Records excerpted from a collection:
▬▬▬

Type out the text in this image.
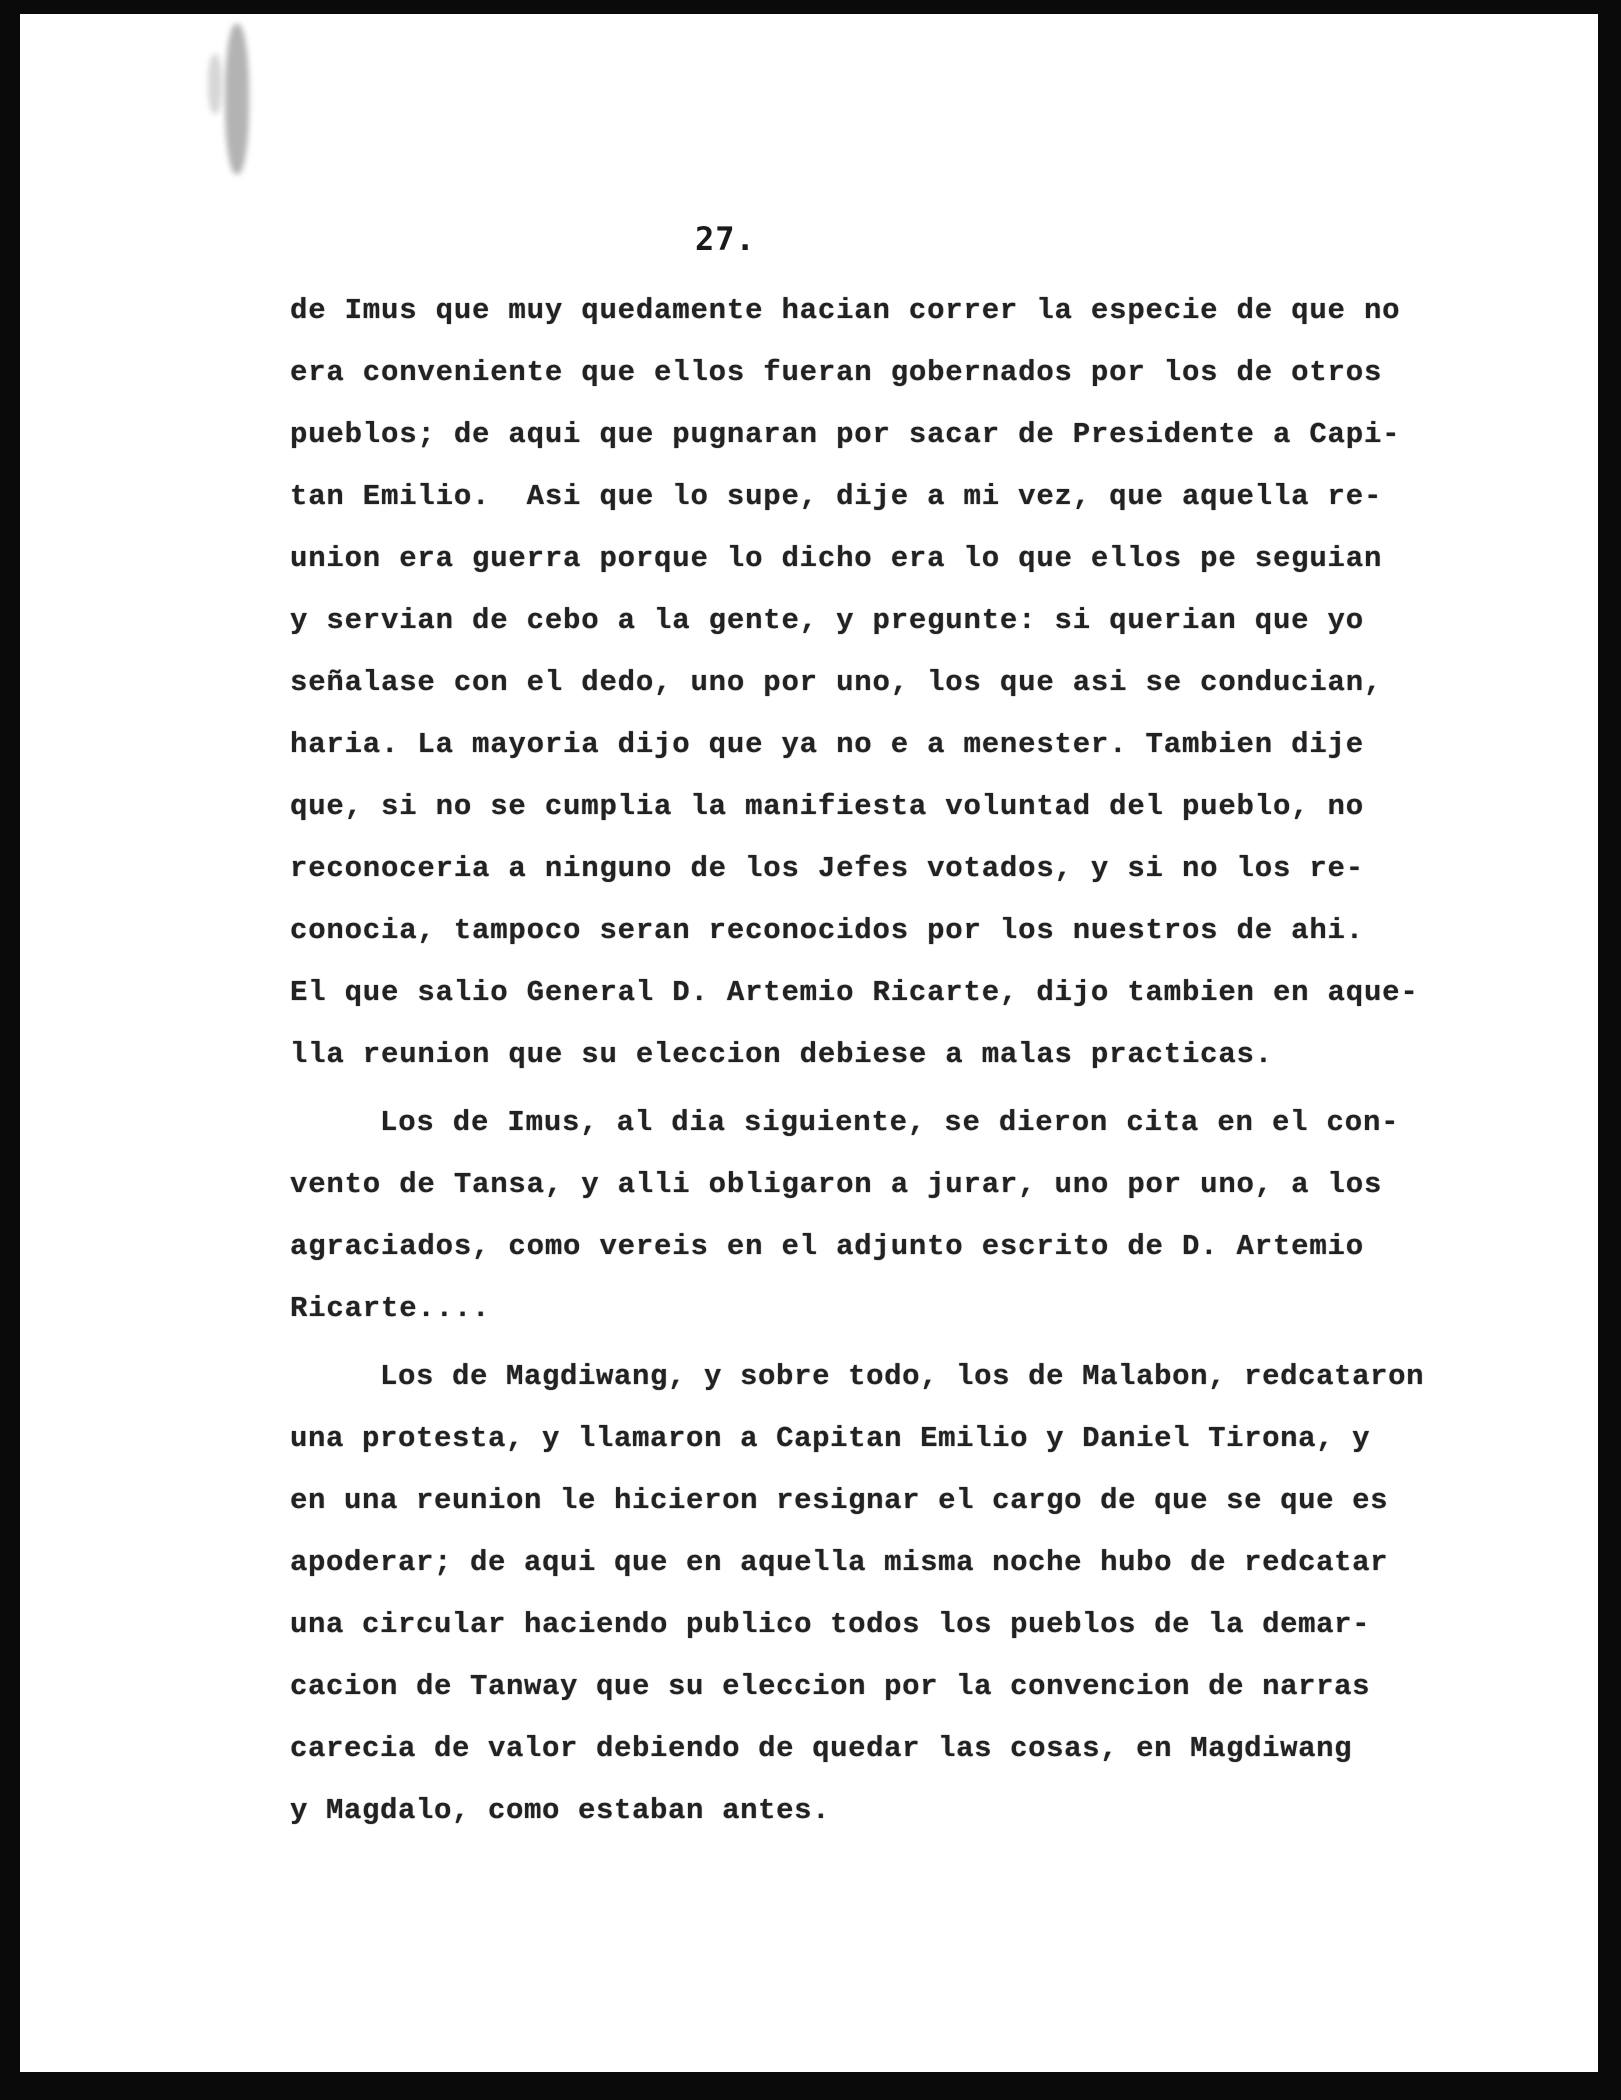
27.
de Imus que muy quedamente hacian correr la especie de que no
era conveniente que ellos fueran gobernados por los de otros
pueblos; de aqui que pugnaran por sacar de Presidente a Capi-
tan Emilio.  Asi que lo supe, dije a mi vez, que aquella re-
union era guerra porque lo dicho era lo que ellos pe seguian
y servian de cebo a la gente, y pregunte: si querian que yo
señalase con el dedo, uno por uno, los que asi se conducian,
haria. La mayoria dijo que ya no e a menester. Tambien dije
que, si no se cumplia la manifiesta voluntad del pueblo, no
reconoceria a ninguno de los Jefes votados, y si no los re-
conocia, tampoco seran reconocidos por los nuestros de ahi.
El que salio General D. Artemio Ricarte, dijo tambien en aque-
lla reunion que su eleccion debiese a malas practicas.
Los de Imus, al dia siguiente, se dieron cita en el con-
vento de Tansa, y alli obligaron a jurar, uno por uno, a los
agraciados, como vereis en el adjunto escrito de D. Artemio
Ricarte....
Los de Magdiwang, y sobre todo, los de Malabon, redcataron
una protesta, y llamaron a Capitan Emilio y Daniel Tirona, y
en una reunion le hicieron resignar el cargo de que se que es
apoderar; de aqui que en aquella misma noche hubo de redcatar
una circular haciendo publico todos los pueblos de la demar-
cacion de Tanway que su eleccion por la convencion de narras
carecia de valor debiendo de quedar las cosas, en Magdiwang
y Magdalo, como estaban antes.
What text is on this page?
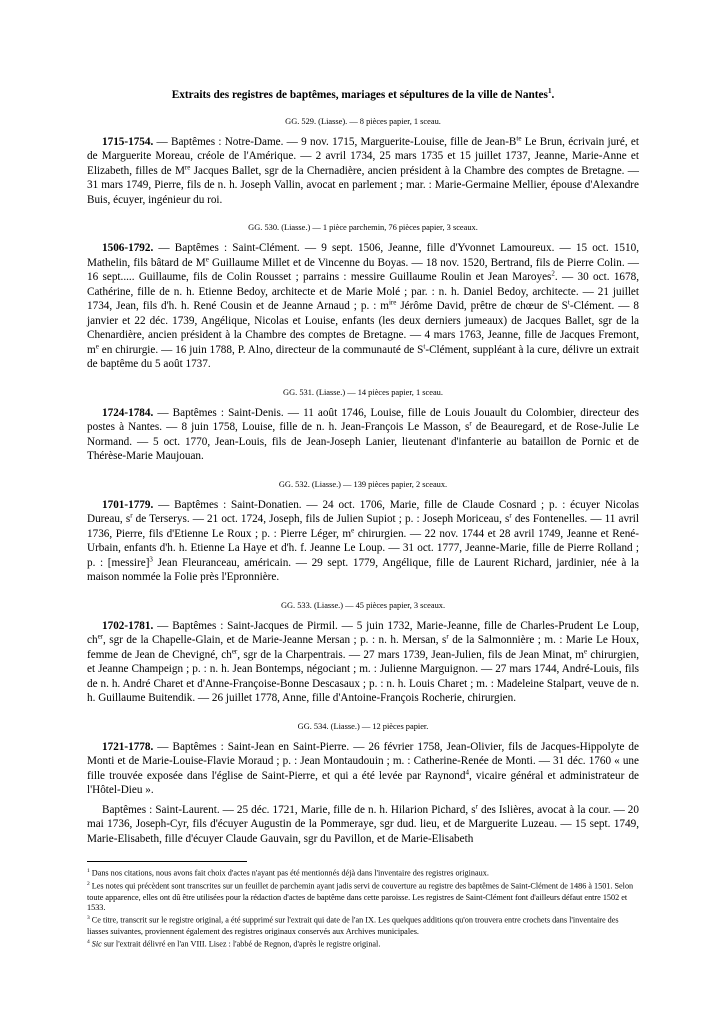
Extraits des registres de baptêmes, mariages et sépultures de la ville de Nantes$^1$.
GG. 529. (Liasse). — 8 pièces papier, 1 sceau.

1715-1754. — Baptêmes : Notre-Dame. — 9 nov. 1715, Marguerite-Louise, fille de Jean-$B^{te}$ Le Brun, écrivain juré, et de Marguerite Moreau, créole de l'Amérique. — 2 avril 1734, 25 mars 1735 et 15 juillet 1737, Jeanne, Marie-Anne et Elizabeth, filles de Mre Jacques Ballet, sgr de la Chernadière, ancien président à la Chambre des comptes de Bretagne. — 31 mars 1749, Pierre, fils de n. h. Joseph Vallin, avocat en parlement ; mar. : Marie-Germaine Mellier, épouse d'Alexandre Buis, écuyer, ingénieur du roi.

GG. 530. (Liasse.) — 1 pièce parchemin, 76 pièces papier, 3 sceaux.

1506-1792. — Baptêmes : Saint-Clément. — 9 sept. 1506, Jeanne, fille d'Yvonnet Lamoureux. — 15 oct. 1510, Mathelin, fils bâtard de Me Guillaume Millet et de Vincenne du Boyas. — 18 nov. 1520, Bertrand, fils de Pierre Colin. — 16 sept..... Guillaume, fils de Colin Rousset ; parrains : messire Guillaume Roulin et Jean Maroyes$^2$. — 30 oct. 1678, Cathérine, fille de n. h. Etienne Bedoy, architecte et de Marie Molé ; par. : n. h. Daniel Bedoy, architecte. — 21 juillet 1734, Jean, fils d'h. h. René Cousin et de Jeanne Arnaud ; p. : $m^{ire}$ Jérôme David, prêtre de chœur de $S^t$-Clément. — 8 janvier et 22 déc. 1739, Angélique, Nicolas et Louise, enfants (les deux derniers jumeaux) de Jacques Ballet, sgr de la Chenardière, ancien président à la Chambre des comptes de Bretagne. — 4 mars 1763, Jeanne, fille de Jacques Fremont, $m^e$ en chirurgie. — 16 juin 1788, P. Alno, directeur de la communauté de $S^t$-Clément, suppléant à la cure, délivre un extrait de baptême du 5 août 1737.

GG. 531. (Liasse.) — 14 pièces papier, 1 sceau.

1724-1784. — Baptêmes : Saint-Denis. — 11 août 1746, Louise, fille de Louis Jouault du Colombier, directeur des postes à Nantes. — 8 juin 1758, Louise, fille de n. h. Jean-François Le Masson, $s^r$ de Beauregard, et de Rose-Julie Le Normand. — 5 oct. 1770, Jean-Louis, fils de Jean-Joseph Lanier, lieutenant d'infanterie au bataillon de Pornic et de Thérèse-Marie Maujouan.

GG. 532. (Liasse.) — 139 pièces papier, 2 sceaux.

1701-1779. — Baptêmes : Saint-Donatien. — 24 oct. 1706, Marie, fille de Claude Cosnard ; p. : écuyer Nicolas Dureau, $s^r$ de Terserys. — 21 oct. 1724, Joseph, fils de Julien Supiot ; p. : Joseph Moriceau, $s^r$ des Fontenelles. — 11 avril 1736, Pierre, fils d'Etienne Le Roux ; p. : Pierre Léger, $m^e$ chirurgien. — 22 nov. 1744 et 28 avril 1749, Jeanne et René-Urbain, enfants d'h. h. Etienne La Haye et d'h. f. Jeanne Le Loup. — 31 oct. 1777, Jeanne-Marie, fille de Pierre Rolland ; p. : [messire]$^3$ Jean Fleuranceau, américain. — 29 sept. 1779, Angélique, fille de Laurent Richard, jardinier, née à la maison nommée la Folie près l'Epronnière.

GG. 533. (Liasse.) — 45 pièces papier, 3 sceaux.

1702-1781. — Baptêmes : Saint-Jacques de Pirmil. — 5 juin 1732, Marie-Jeanne, fille de Charles-Prudent Le Loup, $ch^{er}$, sgr de la Chapelle-Glain, et de Marie-Jeanne Mersan ; p. : n. h. Mersan, $s^r$ de la Salmonnière ; m. : Marie Le Houx, femme de Jean de Chevigné, $ch^{er}$, sgr de la Charpentrais. — 27 mars 1739, Jean-Julien, fils de Jean Minat, $m^e$ chirurgien, et Jeanne Champeign ; p. : n. h. Jean Bontemps, négociant ; m. : Julienne Marguignon. — 27 mars 1744, André-Louis, fils de n. h. André Charet et d'Anne-Françoise-Bonne Descasaux ; p. : n. h. Louis Charet ; m. : Madeleine Stalpart, veuve de n. h. Guillaume Buitendik. — 26 juillet 1778, Anne, fille d'Antoine-François Rocherie, chirurgien.

GG. 534. (Liasse.) — 12 pièces papier.

1721-1778. — Baptêmes : Saint-Jean en Saint-Pierre. — 26 février 1758, Jean-Olivier, fils de Jacques-Hippolyte de Monti et de Marie-Louise-Flavie Moraud ; p. : Jean Montaudouin ; m. : Catherine-Renée de Monti. — 31 déc. 1760 « une fille trouvée exposée dans l'église de Saint-Pierre, et qui a été levée par Raynond$^4$, vicaire général et administrateur de l'Hôtel-Dieu ».

Baptêmes : Saint-Laurent. — 25 déc. 1721, Marie, fille de n. h. Hilarion Pichard, $s^r$ des Islières, avocat à la cour. — 20 mai 1736, Joseph-Cyr, fils d'écuyer Augustin de la Pommeraye, sgr dud. lieu, et de Marguerite Luzeau. — 15 sept. 1749, Marie-Elisabeth, fille d'écuyer Claude Gauvain, sgr du Pavillon, et de Marie-Elisabeth

$^1$ Dans nos citations, nous avons fait choix d'actes n'ayant pas été mentionnés déjà dans l'inventaire des registres originaux.
$^2$ Les notes qui précèdent sont transcrites sur un feuillet de parchemin ayant jadis servi de couverture au registre des baptêmes de Saint-Clément de 1486 à 1501. Selon toute apparence, elles ont dû être utilisées pour la rédaction d'actes de baptême dans cette paroisse. Les registres de Saint-Clément font d'ailleurs défaut entre 1502 et 1533.
$^3$ Ce titre, transcrit sur le registre original, a été supprimé sur l'extrait qui date de l'an IX. Les quelques additions qu'on trouvera entre crochets dans l'inventaire des liasses suivantes, proviennent également des registres originaux conservés aux Archives municipales.
$^4$ Sic sur l'extrait délivré en l'an VIII. Lisez : l'abbé de Regnon, d'après le registre original.
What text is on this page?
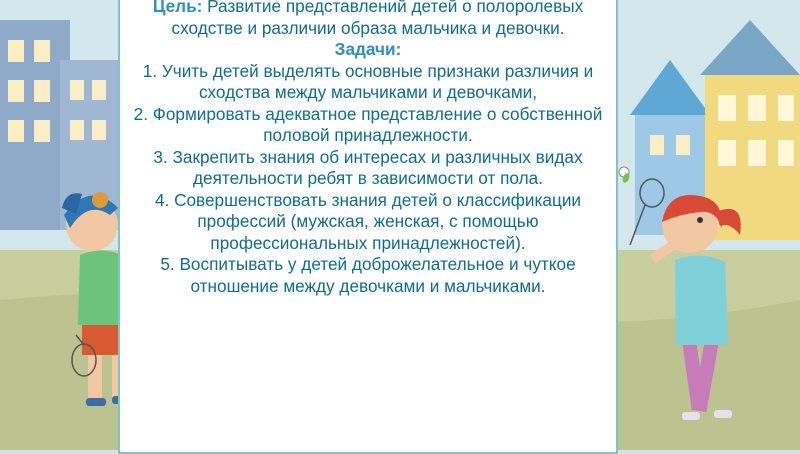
Цель: Развитие представлений детей о полоролевых сходстве и различии образа мальчика и девочки.

Задачи:

1. Учить детей выделять основные признаки различия и сходства между мальчиками и девочками,

2. Формировать адекватное представление о собственной половой принадлежности.

3. Закрепить знания об интересах и различных видах деятельности ребят в зависимости от пола.

4. Совершенствовать знания детей о классификации профессий (мужская, женская, с помощью профессиональных принадлежностей).

5. Воспитывать у детей доброжелательное и чуткое отношение между девочками и мальчиками.
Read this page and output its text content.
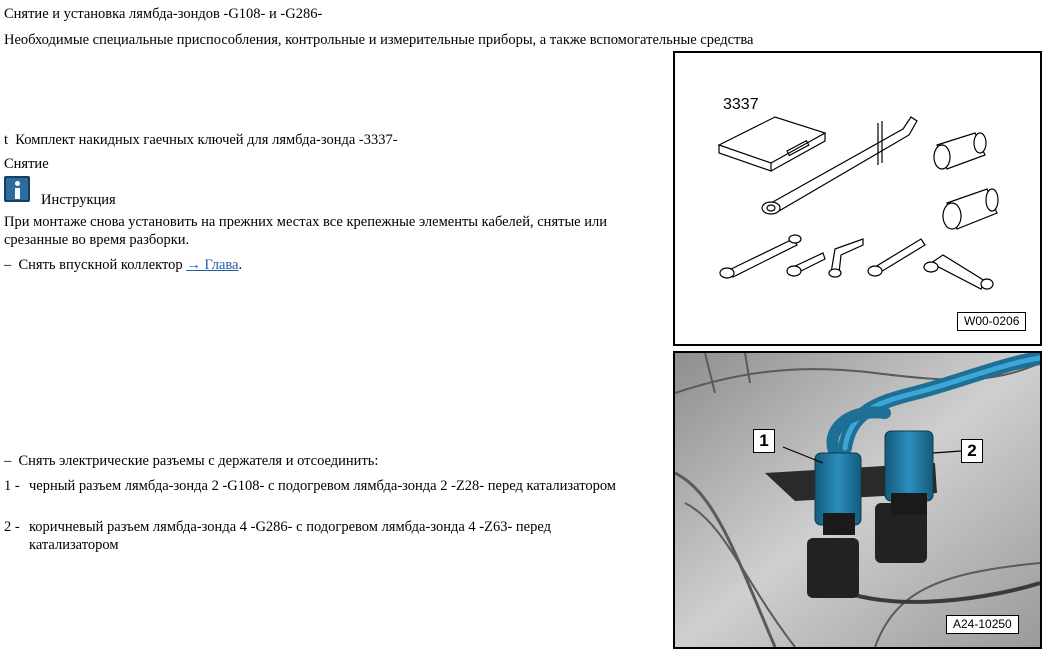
Снятие и установка лямбда-зондов -G108- и -G286-
Необходимые специальные приспособления, контрольные и измерительные приборы, а также вспомогательные средства
t Комплект накидных гаечных ключей для лямбда-зонда -3337-
Снятие
Инструкция
При монтаже снова установить на прежних местах все крепежные элементы кабелей, снятые или срезанные во время разборки.
– Снять впускной коллектор → Глава.
– Снять электрические разъемы с держателя и отсоединить:
1 - черный разъем лямбда-зонда 2 -G108- с подогревом лямбда-зонда 2 -Z28- перед катализатором
2 - коричневый разъем лямбда-зонда 4 -G286- с подогревом лямбда-зонда 4 -Z63- перед катализатором
3337
W00-0206
1
2
A24-10250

▬▬▬

Exercise prompt
Copy out each line of the records that holds the string "девочками".

Result for this exercise
1. Учить детей выделять основные признаки различия и сходства между мальчиками и девочками,
5. Воспитывать у детей доброжелательное и чуткое отношение между девочками и мальчиками.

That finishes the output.